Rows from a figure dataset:

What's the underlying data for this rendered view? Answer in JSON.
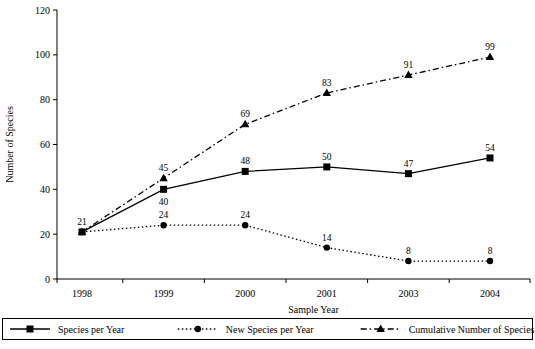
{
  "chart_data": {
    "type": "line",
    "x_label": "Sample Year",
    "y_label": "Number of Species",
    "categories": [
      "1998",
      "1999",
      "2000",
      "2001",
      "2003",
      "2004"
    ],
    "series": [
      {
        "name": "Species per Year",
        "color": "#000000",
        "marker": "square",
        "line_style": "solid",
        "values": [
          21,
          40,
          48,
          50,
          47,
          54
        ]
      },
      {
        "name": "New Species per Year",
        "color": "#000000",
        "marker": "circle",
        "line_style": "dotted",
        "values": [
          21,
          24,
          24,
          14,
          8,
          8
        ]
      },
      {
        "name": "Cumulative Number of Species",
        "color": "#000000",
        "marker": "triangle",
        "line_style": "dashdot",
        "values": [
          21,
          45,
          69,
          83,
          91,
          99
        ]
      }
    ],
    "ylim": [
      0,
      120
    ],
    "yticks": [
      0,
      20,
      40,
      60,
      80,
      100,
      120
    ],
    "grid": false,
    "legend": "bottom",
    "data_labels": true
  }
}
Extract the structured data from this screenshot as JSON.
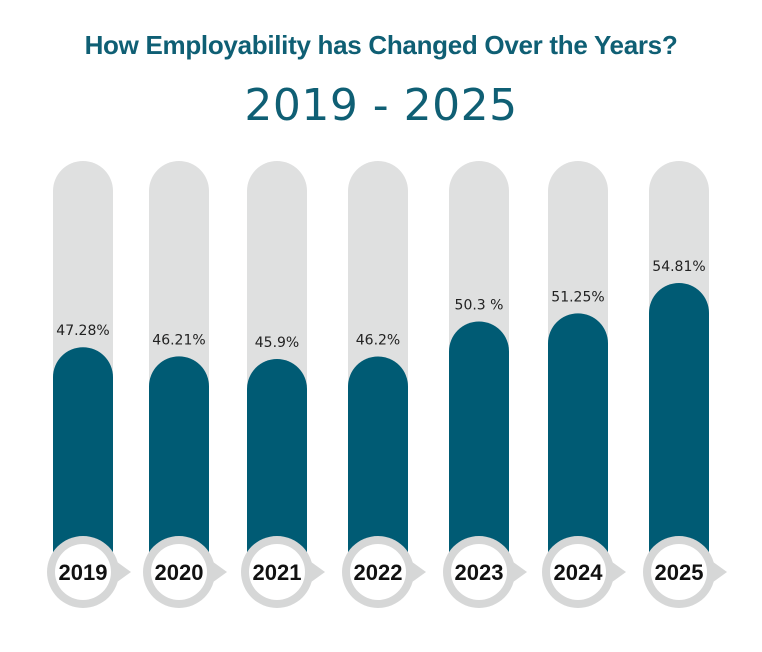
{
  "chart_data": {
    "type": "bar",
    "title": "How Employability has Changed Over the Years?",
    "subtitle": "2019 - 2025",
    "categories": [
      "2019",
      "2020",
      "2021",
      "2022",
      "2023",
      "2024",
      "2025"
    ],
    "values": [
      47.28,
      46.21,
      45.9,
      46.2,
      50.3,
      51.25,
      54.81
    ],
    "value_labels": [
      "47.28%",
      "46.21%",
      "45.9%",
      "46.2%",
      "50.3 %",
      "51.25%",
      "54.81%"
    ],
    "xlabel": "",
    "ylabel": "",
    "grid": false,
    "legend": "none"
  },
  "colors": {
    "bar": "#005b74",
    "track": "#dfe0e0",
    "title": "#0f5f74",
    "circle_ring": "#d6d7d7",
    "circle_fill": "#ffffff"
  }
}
...
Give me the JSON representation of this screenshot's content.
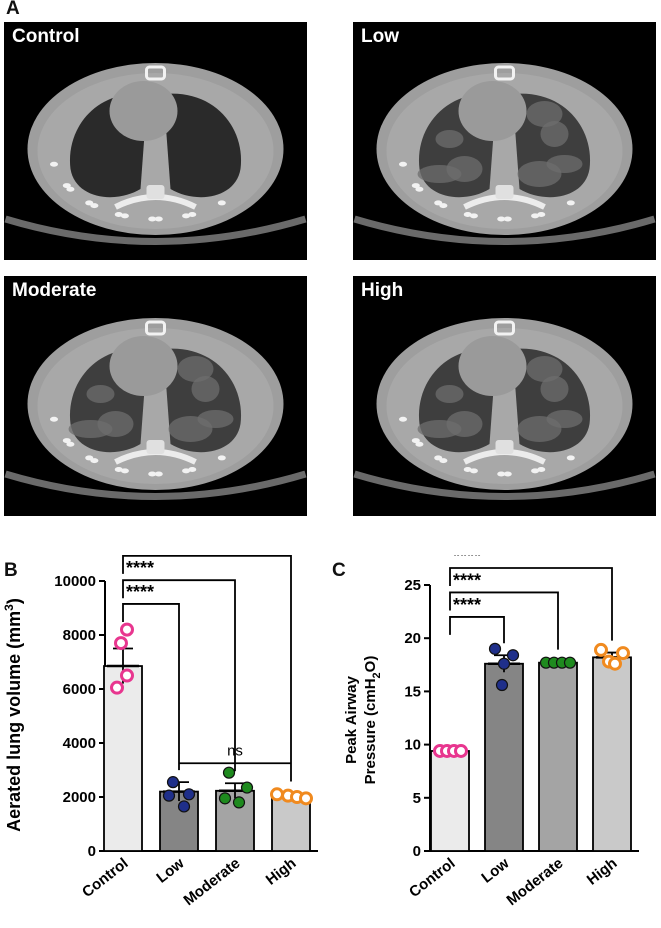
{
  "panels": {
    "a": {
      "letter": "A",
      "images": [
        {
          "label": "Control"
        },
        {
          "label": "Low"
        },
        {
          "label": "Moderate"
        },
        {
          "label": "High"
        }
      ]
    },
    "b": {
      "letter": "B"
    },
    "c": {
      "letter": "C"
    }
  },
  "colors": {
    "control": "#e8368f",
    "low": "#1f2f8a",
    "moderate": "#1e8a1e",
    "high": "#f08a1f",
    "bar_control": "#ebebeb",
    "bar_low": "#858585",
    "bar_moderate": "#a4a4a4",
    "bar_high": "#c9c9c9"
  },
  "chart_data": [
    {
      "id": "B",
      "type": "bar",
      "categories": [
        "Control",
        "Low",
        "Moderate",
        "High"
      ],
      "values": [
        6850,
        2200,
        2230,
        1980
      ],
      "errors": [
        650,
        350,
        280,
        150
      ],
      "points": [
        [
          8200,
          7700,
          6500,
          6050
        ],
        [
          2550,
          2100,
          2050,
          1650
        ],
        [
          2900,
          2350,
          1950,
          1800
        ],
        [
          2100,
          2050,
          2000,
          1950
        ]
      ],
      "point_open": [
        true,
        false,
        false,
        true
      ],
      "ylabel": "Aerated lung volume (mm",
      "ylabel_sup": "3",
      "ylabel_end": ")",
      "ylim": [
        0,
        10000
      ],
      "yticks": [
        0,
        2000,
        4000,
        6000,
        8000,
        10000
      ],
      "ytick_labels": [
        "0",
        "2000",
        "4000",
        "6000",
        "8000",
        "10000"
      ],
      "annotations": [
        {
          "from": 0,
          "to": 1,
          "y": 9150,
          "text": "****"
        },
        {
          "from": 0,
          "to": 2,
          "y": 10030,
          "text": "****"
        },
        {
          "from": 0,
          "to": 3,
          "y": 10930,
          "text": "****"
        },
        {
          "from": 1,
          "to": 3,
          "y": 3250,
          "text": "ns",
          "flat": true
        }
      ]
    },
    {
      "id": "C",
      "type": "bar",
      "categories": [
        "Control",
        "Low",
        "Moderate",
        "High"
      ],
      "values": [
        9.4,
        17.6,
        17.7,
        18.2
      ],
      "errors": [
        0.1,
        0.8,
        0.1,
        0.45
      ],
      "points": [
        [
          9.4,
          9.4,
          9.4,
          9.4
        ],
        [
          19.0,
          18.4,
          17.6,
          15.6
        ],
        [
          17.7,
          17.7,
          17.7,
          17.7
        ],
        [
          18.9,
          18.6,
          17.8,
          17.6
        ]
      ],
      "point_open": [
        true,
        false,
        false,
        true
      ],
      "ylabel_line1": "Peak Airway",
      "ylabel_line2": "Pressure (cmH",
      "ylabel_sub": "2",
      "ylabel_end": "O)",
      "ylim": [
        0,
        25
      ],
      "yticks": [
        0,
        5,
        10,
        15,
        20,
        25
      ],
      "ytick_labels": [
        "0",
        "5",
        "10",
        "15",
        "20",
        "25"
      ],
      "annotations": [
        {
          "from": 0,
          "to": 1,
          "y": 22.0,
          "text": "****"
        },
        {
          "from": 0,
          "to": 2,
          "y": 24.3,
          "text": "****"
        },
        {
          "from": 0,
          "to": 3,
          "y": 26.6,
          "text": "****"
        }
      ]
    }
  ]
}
--
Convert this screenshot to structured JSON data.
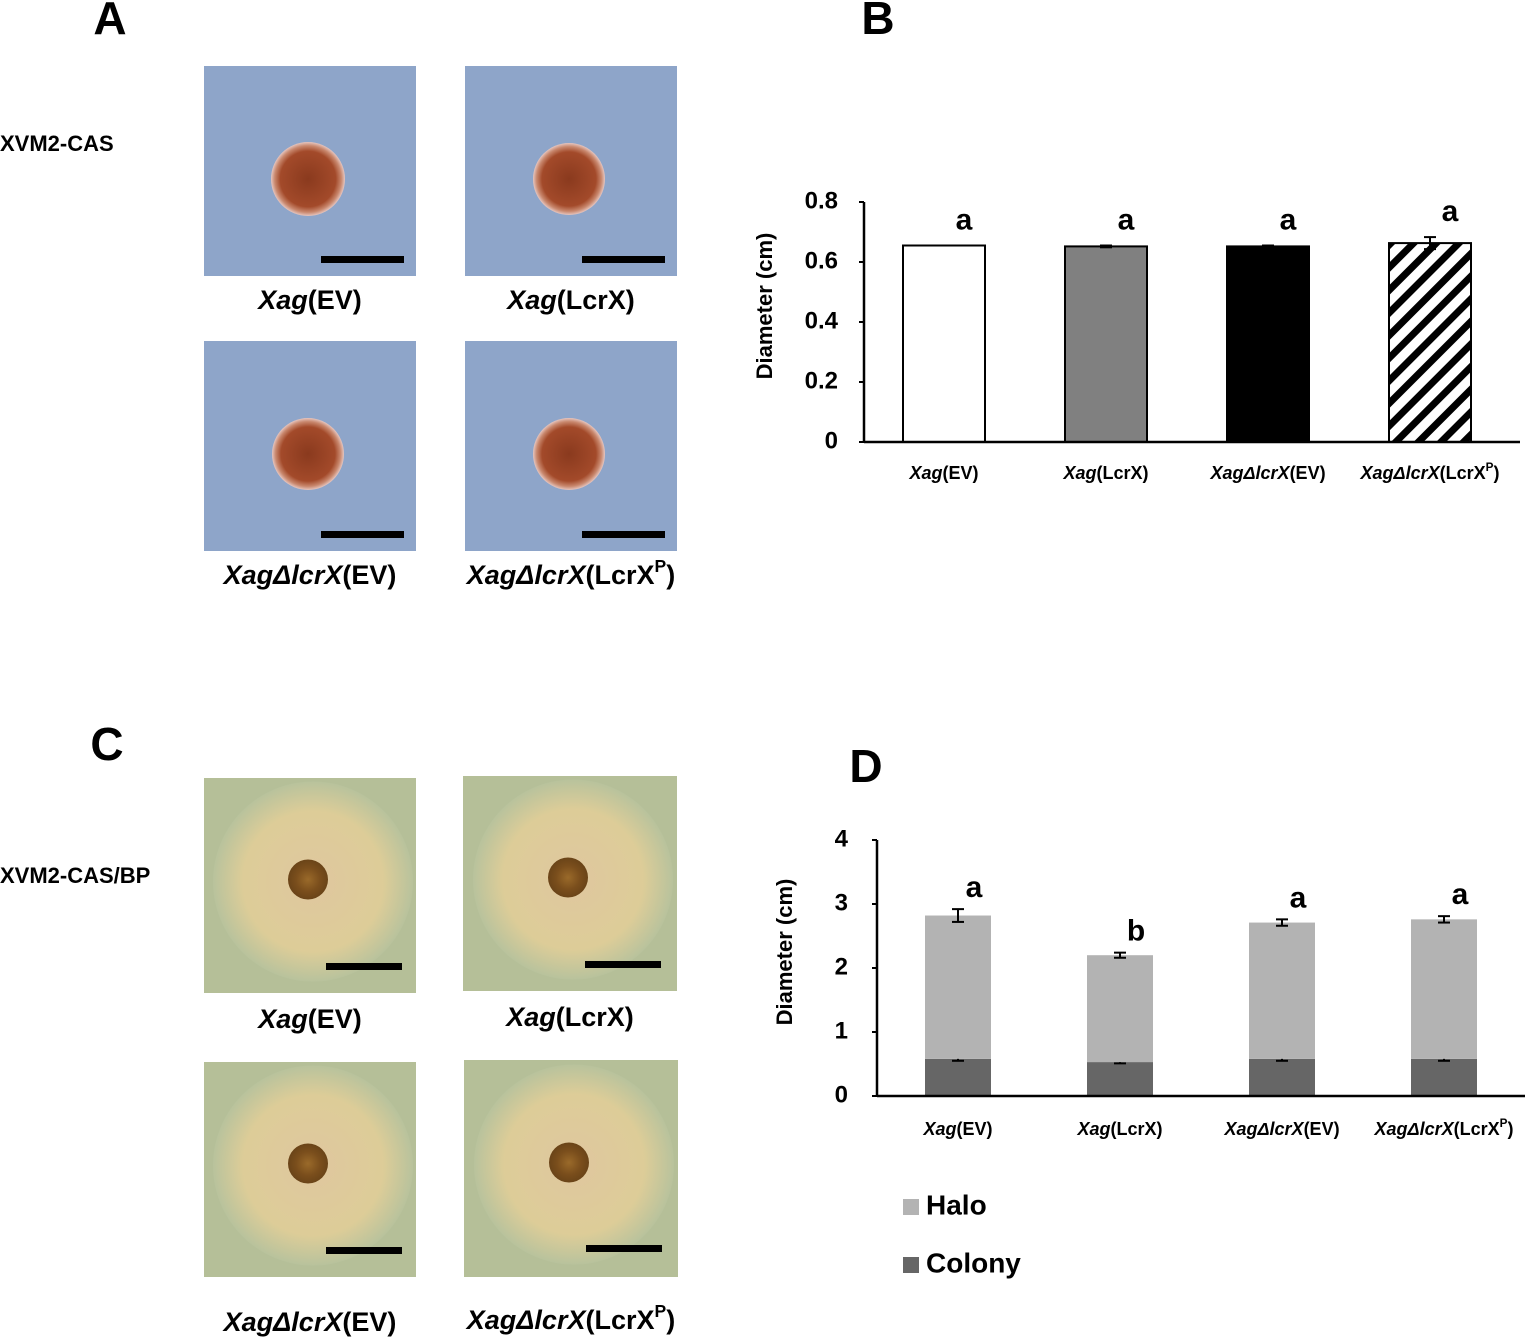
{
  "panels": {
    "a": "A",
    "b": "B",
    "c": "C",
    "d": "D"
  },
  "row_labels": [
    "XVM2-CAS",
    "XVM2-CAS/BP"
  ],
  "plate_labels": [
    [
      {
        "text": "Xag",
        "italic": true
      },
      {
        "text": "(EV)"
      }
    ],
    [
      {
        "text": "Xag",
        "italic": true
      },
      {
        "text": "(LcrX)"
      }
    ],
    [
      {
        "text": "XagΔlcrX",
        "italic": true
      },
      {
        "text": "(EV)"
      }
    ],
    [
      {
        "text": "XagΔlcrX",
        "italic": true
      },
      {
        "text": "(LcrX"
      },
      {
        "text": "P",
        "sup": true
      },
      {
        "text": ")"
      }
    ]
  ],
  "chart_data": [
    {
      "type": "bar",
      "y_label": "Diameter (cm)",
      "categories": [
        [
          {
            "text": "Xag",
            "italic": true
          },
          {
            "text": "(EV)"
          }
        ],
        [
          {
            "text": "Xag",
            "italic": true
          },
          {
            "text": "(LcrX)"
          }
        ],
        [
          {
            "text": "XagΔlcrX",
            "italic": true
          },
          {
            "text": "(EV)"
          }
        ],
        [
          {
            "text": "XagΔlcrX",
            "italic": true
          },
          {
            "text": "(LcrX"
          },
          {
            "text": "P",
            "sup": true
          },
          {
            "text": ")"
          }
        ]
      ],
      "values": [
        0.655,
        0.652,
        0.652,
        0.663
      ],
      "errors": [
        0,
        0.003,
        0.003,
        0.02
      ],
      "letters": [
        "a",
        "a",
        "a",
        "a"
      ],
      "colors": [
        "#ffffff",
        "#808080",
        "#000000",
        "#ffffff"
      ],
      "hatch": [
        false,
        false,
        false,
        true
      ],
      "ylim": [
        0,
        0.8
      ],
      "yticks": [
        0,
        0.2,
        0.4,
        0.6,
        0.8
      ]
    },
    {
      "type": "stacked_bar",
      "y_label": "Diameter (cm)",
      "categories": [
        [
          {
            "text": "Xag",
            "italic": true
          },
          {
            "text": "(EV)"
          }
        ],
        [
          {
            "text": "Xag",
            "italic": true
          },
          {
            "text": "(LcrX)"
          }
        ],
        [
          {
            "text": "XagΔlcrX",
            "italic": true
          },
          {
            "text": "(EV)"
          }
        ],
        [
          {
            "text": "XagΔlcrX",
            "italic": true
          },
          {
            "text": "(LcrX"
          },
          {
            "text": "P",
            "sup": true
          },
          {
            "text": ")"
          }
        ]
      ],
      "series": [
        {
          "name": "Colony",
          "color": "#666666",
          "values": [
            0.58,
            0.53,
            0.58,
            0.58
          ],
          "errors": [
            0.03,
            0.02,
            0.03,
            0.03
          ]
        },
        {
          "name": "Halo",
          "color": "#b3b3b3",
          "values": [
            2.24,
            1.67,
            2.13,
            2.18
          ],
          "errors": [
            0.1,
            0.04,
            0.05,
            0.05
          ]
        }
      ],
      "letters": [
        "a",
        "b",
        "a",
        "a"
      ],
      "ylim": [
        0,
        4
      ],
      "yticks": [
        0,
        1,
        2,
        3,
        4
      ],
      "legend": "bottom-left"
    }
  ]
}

» **Your task**
Select all lines with the word "screenshot" from the entries above.

» **Response for this exercise**
Extract the structured data from this screenshot as JSON.
Give me the JSON representation of this screenshot's content.
Convert this screenshot to structured JSON data.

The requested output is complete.